## Exercise instructions
Copy out every record below, word for word.

(Part of a data file)
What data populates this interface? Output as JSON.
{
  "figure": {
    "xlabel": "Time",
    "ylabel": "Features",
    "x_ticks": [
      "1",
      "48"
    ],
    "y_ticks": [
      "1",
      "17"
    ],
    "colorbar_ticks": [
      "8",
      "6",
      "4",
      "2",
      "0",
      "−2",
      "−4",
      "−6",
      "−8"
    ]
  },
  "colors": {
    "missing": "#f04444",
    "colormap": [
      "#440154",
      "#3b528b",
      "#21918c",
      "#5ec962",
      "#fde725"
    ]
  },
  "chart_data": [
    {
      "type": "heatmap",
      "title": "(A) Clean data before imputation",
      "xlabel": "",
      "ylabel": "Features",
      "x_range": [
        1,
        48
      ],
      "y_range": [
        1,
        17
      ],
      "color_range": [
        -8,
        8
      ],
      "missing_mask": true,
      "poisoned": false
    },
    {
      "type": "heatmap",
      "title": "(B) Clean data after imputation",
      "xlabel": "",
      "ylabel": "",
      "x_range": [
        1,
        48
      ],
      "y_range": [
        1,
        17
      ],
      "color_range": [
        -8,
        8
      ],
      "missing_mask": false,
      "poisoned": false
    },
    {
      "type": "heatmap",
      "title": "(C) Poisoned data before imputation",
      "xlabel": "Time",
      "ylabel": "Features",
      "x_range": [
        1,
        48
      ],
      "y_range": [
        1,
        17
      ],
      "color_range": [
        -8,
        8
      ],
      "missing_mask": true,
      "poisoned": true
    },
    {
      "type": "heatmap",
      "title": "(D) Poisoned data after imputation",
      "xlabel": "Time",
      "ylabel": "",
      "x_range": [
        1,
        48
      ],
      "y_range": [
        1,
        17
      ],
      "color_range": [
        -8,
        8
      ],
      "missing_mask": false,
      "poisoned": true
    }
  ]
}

## Solution to the exercise
What data populates this interface? Output as JSON.
{
  "figure": {
    "xlabel": "Time",
    "ylabel": "Features",
    "x_ticks": [
      "1",
      "48"
    ],
    "y_ticks": [
      "1",
      "17"
    ],
    "colorbar_ticks": [
      "8",
      "6",
      "4",
      "2",
      "0",
      "−2",
      "−4",
      "−6",
      "−8"
    ]
  },
  "colors": {
    "missing": "#f04444",
    "colormap": [
      "#440154",
      "#3b528b",
      "#21918c",
      "#5ec962",
      "#fde725"
    ]
  },
  "chart_data": [
    {
      "type": "heatmap",
      "title": "(A) Clean data before imputation",
      "xlabel": "",
      "ylabel": "Features",
      "x_range": [
        1,
        48
      ],
      "y_range": [
        1,
        17
      ],
      "color_range": [
        -8,
        8
      ],
      "missing_mask": true,
      "poisoned": false
    },
    {
      "type": "heatmap",
      "title": "(B) Clean data after imputation",
      "xlabel": "",
      "ylabel": "",
      "x_range": [
        1,
        48
      ],
      "y_range": [
        1,
        17
      ],
      "color_range": [
        -8,
        8
      ],
      "missing_mask": false,
      "poisoned": false
    },
    {
      "type": "heatmap",
      "title": "(C) Poisoned data before imputation",
      "xlabel": "Time",
      "ylabel": "Features",
      "x_range": [
        1,
        48
      ],
      "y_range": [
        1,
        17
      ],
      "color_range": [
        -8,
        8
      ],
      "missing_mask": true,
      "poisoned": true
    },
    {
      "type": "heatmap",
      "title": "(D) Poisoned data after imputation",
      "xlabel": "Time",
      "ylabel": "",
      "x_range": [
        1,
        48
      ],
      "y_range": [
        1,
        17
      ],
      "color_range": [
        -8,
        8
      ],
      "missing_mask": false,
      "poisoned": true
    }
  ]
}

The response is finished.